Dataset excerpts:

# # # #

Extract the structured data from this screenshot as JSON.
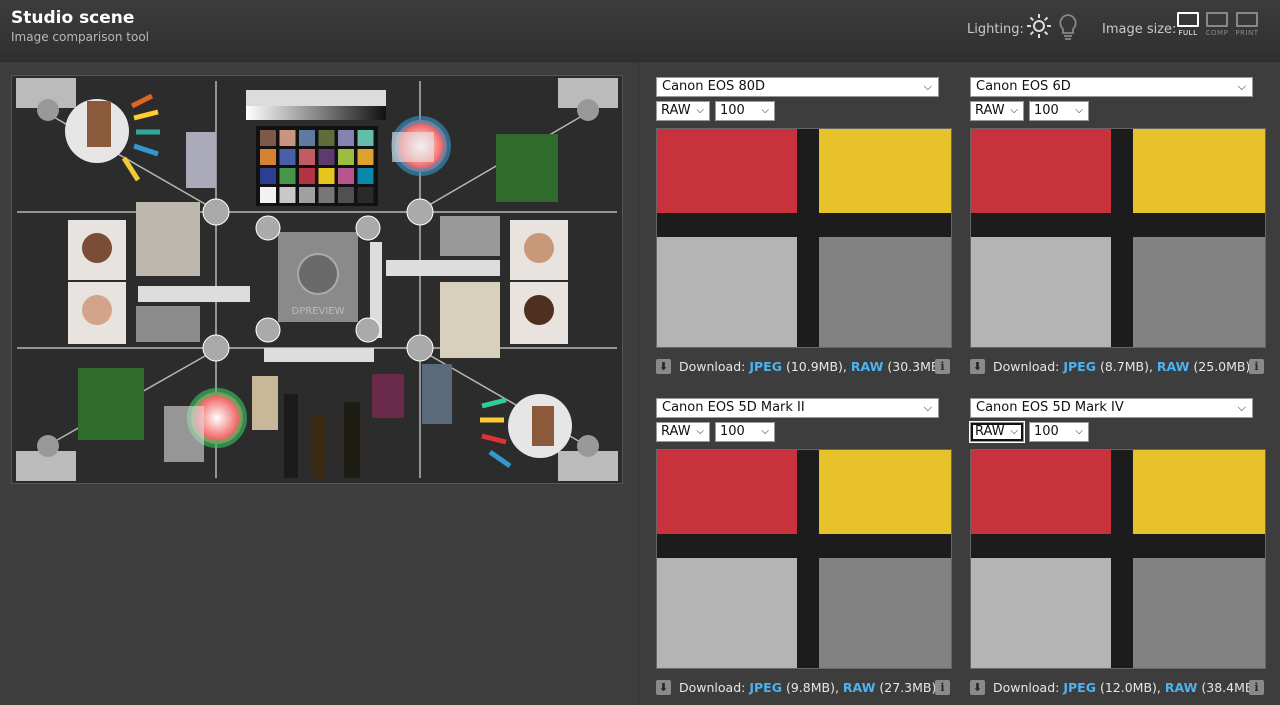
{
  "header": {
    "title": "Studio scene",
    "subtitle": "Image comparison tool",
    "lighting_label": "Lighting:",
    "lighting_options": [
      "daylight-icon",
      "tungsten-bulb-icon"
    ],
    "image_size_label": "Image size:",
    "size_options": [
      {
        "label": "FULL",
        "active": true
      },
      {
        "label": "COMP",
        "active": false
      },
      {
        "label": "PRINT",
        "active": false
      }
    ]
  },
  "panels": [
    {
      "camera": "Canon EOS 80D",
      "format": "RAW",
      "iso": "100",
      "dl_label": "Download:",
      "jpeg": "JPEG",
      "jpeg_size": "(10.9MB),",
      "raw": "RAW",
      "raw_size": "(30.3MB)"
    },
    {
      "camera": "Canon EOS 6D",
      "format": "RAW",
      "iso": "100",
      "dl_label": "Download:",
      "jpeg": "JPEG",
      "jpeg_size": "(8.7MB),",
      "raw": "RAW",
      "raw_size": "(25.0MB)"
    },
    {
      "camera": "Canon EOS 5D Mark II",
      "format": "RAW",
      "iso": "100",
      "dl_label": "Download:",
      "jpeg": "JPEG",
      "jpeg_size": "(9.8MB),",
      "raw": "RAW",
      "raw_size": "(27.3MB)"
    },
    {
      "camera": "Canon EOS 5D Mark IV",
      "format": "RAW",
      "iso": "100",
      "dl_label": "Download:",
      "jpeg": "JPEG",
      "jpeg_size": "(12.0MB),",
      "raw": "RAW",
      "raw_size": "(38.4MB)"
    }
  ],
  "scene_labels": {
    "watermark": "DPREVIEW"
  },
  "colors": {
    "link": "#4db3ef",
    "crop_red": "#c8323c",
    "crop_yellow": "#e8c22a",
    "crop_light_gray": "#b4b4b4",
    "crop_mid_gray": "#828282"
  }
}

# # # #

> _Aim of the task_
Each record above must be returned exactly as written, with its pictures omitted.

> _Reply_
Extract the structured data from this screenshot as JSON.
{
  "header": {
    "title": "Studio scene",
    "subtitle": "Image comparison tool",
    "lighting_label": "Lighting:",
    "lighting_options": [
      "daylight-icon",
      "tungsten-bulb-icon"
    ],
    "image_size_label": "Image size:",
    "size_options": [
      {
        "label": "FULL",
        "active": true
      },
      {
        "label": "COMP",
        "active": false
      },
      {
        "label": "PRINT",
        "active": false
      }
    ]
  },
  "panels": [
    {
      "camera": "Canon EOS 80D",
      "format": "RAW",
      "iso": "100",
      "dl_label": "Download:",
      "jpeg": "JPEG",
      "jpeg_size": "(10.9MB),",
      "raw": "RAW",
      "raw_size": "(30.3MB)"
    },
    {
      "camera": "Canon EOS 6D",
      "format": "RAW",
      "iso": "100",
      "dl_label": "Download:",
      "jpeg": "JPEG",
      "jpeg_size": "(8.7MB),",
      "raw": "RAW",
      "raw_size": "(25.0MB)"
    },
    {
      "camera": "Canon EOS 5D Mark II",
      "format": "RAW",
      "iso": "100",
      "dl_label": "Download:",
      "jpeg": "JPEG",
      "jpeg_size": "(9.8MB),",
      "raw": "RAW",
      "raw_size": "(27.3MB)"
    },
    {
      "camera": "Canon EOS 5D Mark IV",
      "format": "RAW",
      "iso": "100",
      "dl_label": "Download:",
      "jpeg": "JPEG",
      "jpeg_size": "(12.0MB),",
      "raw": "RAW",
      "raw_size": "(38.4MB)"
    }
  ],
  "scene_labels": {
    "watermark": "DPREVIEW"
  },
  "colors": {
    "link": "#4db3ef",
    "crop_red": "#c8323c",
    "crop_yellow": "#e8c22a",
    "crop_light_gray": "#b4b4b4",
    "crop_mid_gray": "#828282"
  }
}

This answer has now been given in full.